*** Task input ***

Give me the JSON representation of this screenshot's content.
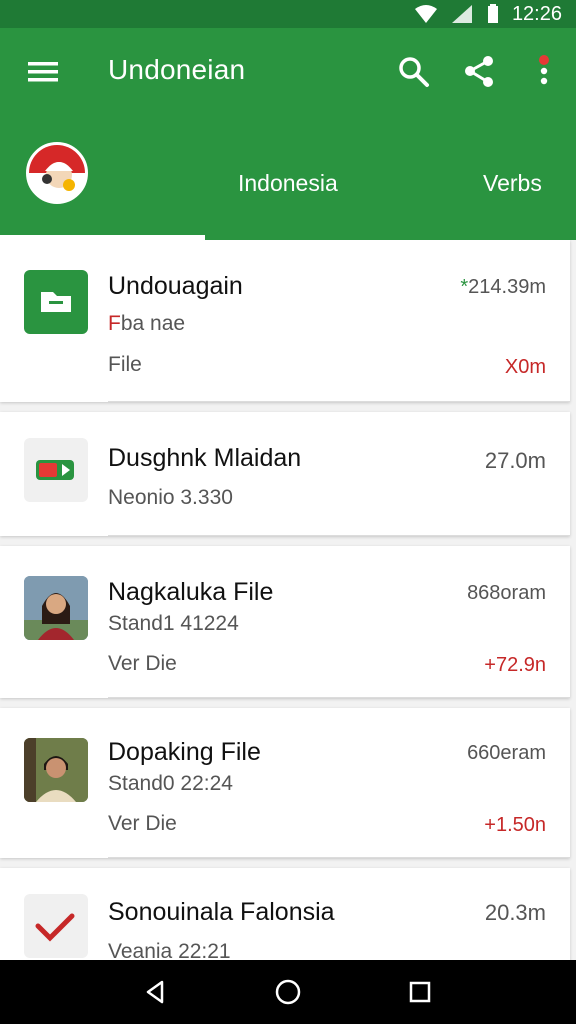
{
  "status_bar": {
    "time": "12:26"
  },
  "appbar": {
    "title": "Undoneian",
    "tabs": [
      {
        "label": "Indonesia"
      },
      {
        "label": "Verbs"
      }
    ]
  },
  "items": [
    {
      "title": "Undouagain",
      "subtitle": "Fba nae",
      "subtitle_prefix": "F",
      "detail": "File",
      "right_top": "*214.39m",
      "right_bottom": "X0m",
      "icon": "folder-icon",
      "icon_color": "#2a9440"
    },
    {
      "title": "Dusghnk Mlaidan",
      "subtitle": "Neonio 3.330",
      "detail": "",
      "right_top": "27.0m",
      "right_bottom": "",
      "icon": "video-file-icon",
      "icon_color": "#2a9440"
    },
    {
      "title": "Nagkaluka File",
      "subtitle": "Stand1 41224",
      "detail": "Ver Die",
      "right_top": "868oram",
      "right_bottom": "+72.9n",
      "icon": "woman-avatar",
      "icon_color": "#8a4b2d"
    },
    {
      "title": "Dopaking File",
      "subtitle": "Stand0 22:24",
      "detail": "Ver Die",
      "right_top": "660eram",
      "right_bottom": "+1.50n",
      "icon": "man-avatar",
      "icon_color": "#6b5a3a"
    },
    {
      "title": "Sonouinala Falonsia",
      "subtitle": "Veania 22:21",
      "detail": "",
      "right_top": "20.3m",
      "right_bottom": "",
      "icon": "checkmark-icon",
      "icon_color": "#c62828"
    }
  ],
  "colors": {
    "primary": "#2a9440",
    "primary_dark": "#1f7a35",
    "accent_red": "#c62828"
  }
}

***

## [Short task]
Every entry above should be duplicated exactly. Do not include the images.

## [Correct result]
Give me the JSON representation of this screenshot's content.
{
  "status_bar": {
    "time": "12:26"
  },
  "appbar": {
    "title": "Undoneian",
    "tabs": [
      {
        "label": "Indonesia"
      },
      {
        "label": "Verbs"
      }
    ]
  },
  "items": [
    {
      "title": "Undouagain",
      "subtitle": "Fba nae",
      "subtitle_prefix": "F",
      "detail": "File",
      "right_top": "*214.39m",
      "right_bottom": "X0m",
      "icon": "folder-icon",
      "icon_color": "#2a9440"
    },
    {
      "title": "Dusghnk Mlaidan",
      "subtitle": "Neonio 3.330",
      "detail": "",
      "right_top": "27.0m",
      "right_bottom": "",
      "icon": "video-file-icon",
      "icon_color": "#2a9440"
    },
    {
      "title": "Nagkaluka File",
      "subtitle": "Stand1 41224",
      "detail": "Ver Die",
      "right_top": "868oram",
      "right_bottom": "+72.9n",
      "icon": "woman-avatar",
      "icon_color": "#8a4b2d"
    },
    {
      "title": "Dopaking File",
      "subtitle": "Stand0 22:24",
      "detail": "Ver Die",
      "right_top": "660eram",
      "right_bottom": "+1.50n",
      "icon": "man-avatar",
      "icon_color": "#6b5a3a"
    },
    {
      "title": "Sonouinala Falonsia",
      "subtitle": "Veania 22:21",
      "detail": "",
      "right_top": "20.3m",
      "right_bottom": "",
      "icon": "checkmark-icon",
      "icon_color": "#c62828"
    }
  ],
  "colors": {
    "primary": "#2a9440",
    "primary_dark": "#1f7a35",
    "accent_red": "#c62828"
  }
}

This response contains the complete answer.